__Objective__. Lines containing the word "JSON" need to be counted. Please reply with how many there are, and nothing else.

....................

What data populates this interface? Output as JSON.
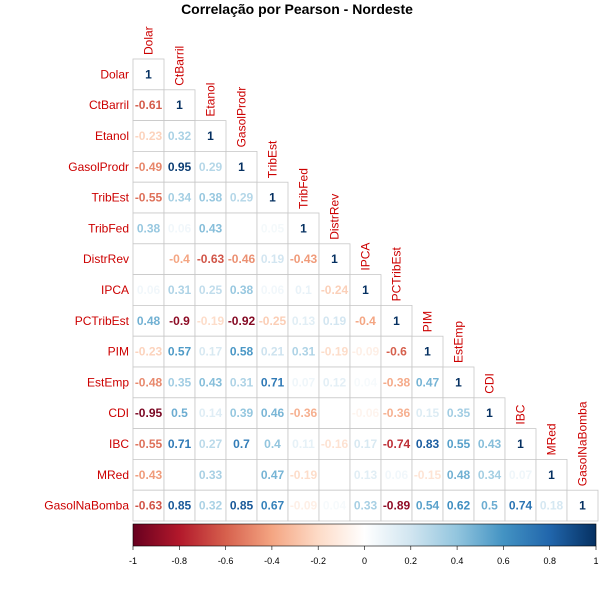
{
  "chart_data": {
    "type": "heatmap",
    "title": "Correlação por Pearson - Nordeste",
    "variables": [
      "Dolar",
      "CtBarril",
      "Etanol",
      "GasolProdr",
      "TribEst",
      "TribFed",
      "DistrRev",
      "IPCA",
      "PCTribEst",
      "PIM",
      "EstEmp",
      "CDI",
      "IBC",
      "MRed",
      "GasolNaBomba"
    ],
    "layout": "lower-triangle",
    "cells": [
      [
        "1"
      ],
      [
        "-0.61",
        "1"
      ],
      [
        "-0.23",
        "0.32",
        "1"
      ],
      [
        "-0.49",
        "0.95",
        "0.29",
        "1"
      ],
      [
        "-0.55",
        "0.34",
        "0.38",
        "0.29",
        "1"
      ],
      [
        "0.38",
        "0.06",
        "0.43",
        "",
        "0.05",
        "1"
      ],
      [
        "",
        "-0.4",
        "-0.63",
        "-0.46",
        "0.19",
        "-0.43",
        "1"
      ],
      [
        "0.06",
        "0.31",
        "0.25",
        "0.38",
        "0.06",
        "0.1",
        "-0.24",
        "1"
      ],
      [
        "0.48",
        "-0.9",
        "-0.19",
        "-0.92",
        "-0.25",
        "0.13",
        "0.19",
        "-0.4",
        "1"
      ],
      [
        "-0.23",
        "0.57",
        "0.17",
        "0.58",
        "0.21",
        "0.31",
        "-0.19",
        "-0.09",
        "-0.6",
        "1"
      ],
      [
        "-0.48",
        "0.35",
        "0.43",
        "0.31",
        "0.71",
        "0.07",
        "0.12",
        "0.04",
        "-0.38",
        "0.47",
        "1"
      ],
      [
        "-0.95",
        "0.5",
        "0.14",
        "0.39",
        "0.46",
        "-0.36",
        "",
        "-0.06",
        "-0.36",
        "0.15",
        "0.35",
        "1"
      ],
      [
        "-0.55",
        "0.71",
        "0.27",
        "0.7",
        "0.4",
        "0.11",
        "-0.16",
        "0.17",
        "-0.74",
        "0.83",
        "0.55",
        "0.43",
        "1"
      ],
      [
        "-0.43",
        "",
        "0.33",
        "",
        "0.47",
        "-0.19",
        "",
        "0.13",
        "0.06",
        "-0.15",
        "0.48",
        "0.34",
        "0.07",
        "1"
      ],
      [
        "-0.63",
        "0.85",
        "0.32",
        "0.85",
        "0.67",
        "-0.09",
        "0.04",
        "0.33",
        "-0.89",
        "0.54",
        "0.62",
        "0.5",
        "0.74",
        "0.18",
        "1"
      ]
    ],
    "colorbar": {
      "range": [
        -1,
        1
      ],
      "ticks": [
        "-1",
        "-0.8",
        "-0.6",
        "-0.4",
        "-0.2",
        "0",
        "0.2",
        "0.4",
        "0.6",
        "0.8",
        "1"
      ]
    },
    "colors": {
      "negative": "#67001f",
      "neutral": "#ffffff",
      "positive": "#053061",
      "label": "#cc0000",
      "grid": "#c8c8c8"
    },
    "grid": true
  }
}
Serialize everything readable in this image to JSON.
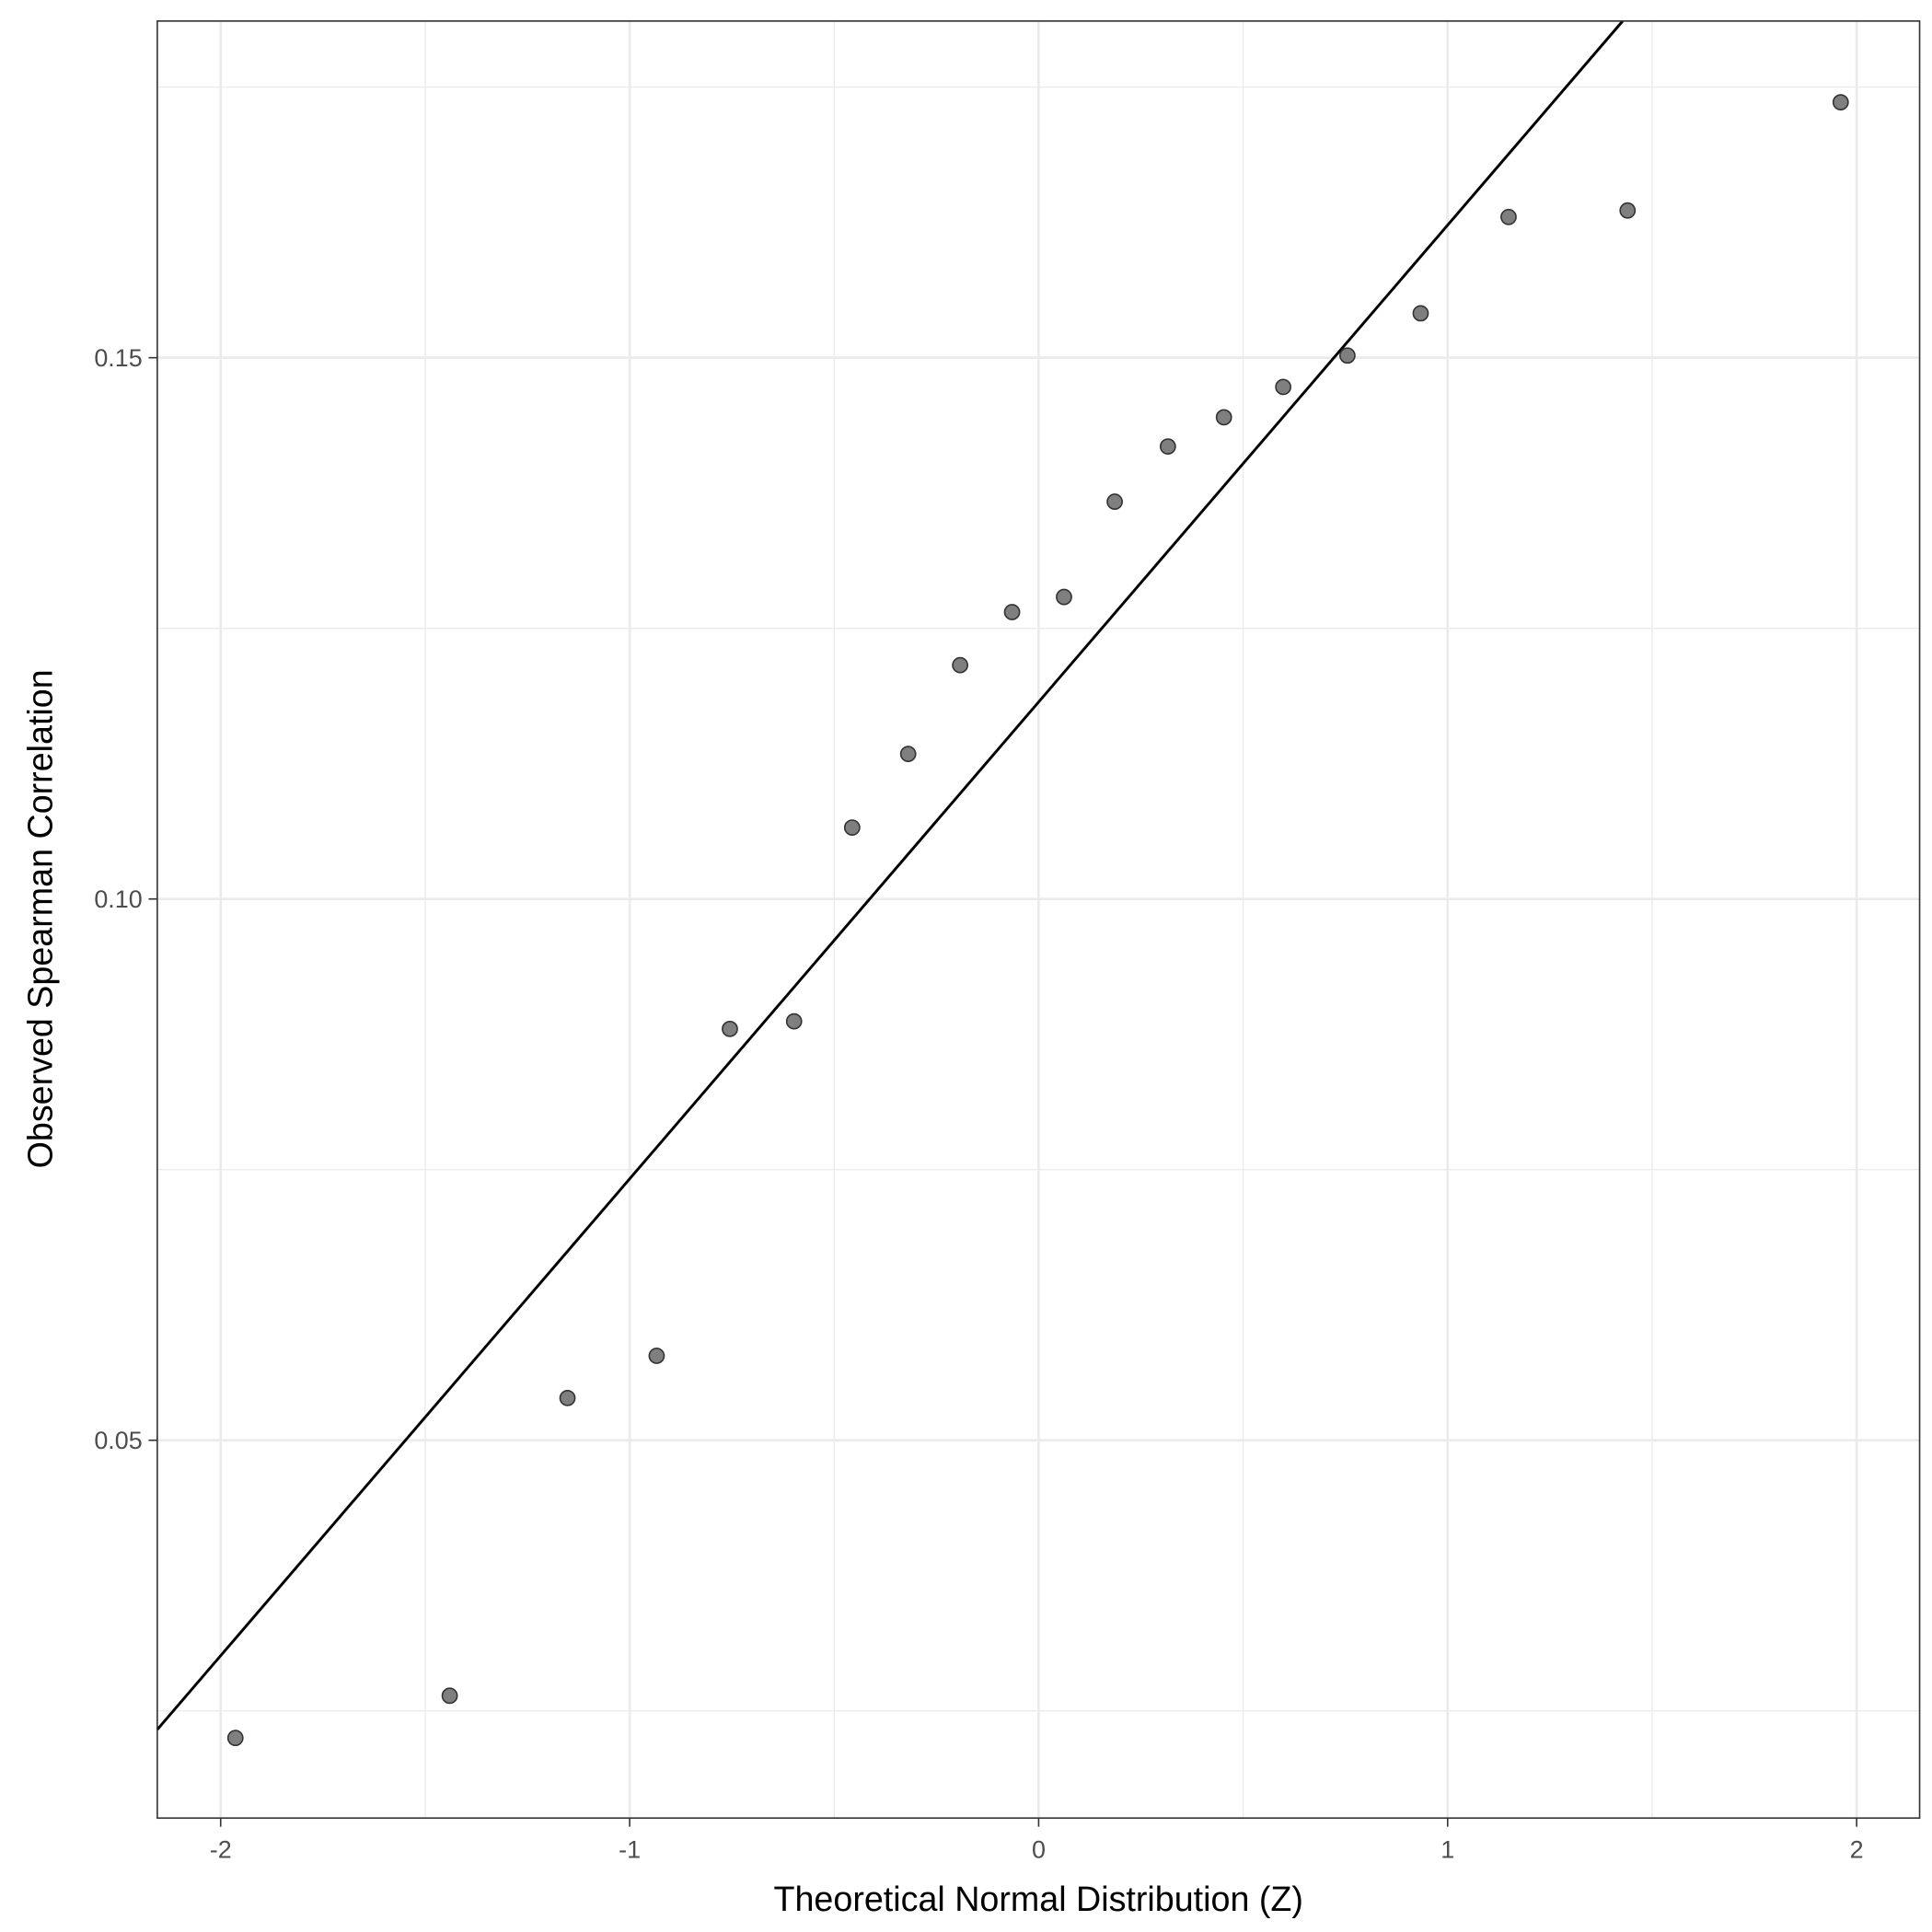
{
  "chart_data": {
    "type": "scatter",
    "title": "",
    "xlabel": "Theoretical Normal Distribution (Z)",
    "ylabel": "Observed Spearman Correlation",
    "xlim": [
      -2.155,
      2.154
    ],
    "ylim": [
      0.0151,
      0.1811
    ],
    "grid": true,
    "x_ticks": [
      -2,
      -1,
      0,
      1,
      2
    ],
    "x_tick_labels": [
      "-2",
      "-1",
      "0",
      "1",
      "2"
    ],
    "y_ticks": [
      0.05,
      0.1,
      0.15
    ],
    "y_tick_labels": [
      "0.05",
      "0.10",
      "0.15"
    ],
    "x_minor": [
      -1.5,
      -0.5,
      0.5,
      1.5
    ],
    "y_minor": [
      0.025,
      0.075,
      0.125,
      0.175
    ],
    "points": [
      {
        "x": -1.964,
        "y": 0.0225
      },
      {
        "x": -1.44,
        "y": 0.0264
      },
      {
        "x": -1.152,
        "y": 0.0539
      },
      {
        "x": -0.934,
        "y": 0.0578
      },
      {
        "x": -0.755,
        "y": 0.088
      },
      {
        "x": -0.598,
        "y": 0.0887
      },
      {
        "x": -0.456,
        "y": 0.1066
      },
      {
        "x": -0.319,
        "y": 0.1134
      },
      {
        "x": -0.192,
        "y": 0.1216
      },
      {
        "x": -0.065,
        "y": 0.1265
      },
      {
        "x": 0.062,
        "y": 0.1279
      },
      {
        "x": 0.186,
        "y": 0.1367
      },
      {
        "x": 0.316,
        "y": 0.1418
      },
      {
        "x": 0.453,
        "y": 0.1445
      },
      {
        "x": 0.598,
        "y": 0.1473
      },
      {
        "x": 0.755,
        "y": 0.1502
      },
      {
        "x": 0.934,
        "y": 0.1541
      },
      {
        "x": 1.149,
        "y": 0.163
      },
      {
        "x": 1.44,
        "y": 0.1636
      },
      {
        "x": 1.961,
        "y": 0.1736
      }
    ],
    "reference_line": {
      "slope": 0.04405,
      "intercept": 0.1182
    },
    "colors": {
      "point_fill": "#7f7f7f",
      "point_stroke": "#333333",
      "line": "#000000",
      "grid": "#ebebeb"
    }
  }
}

....................

__Correct output__. 2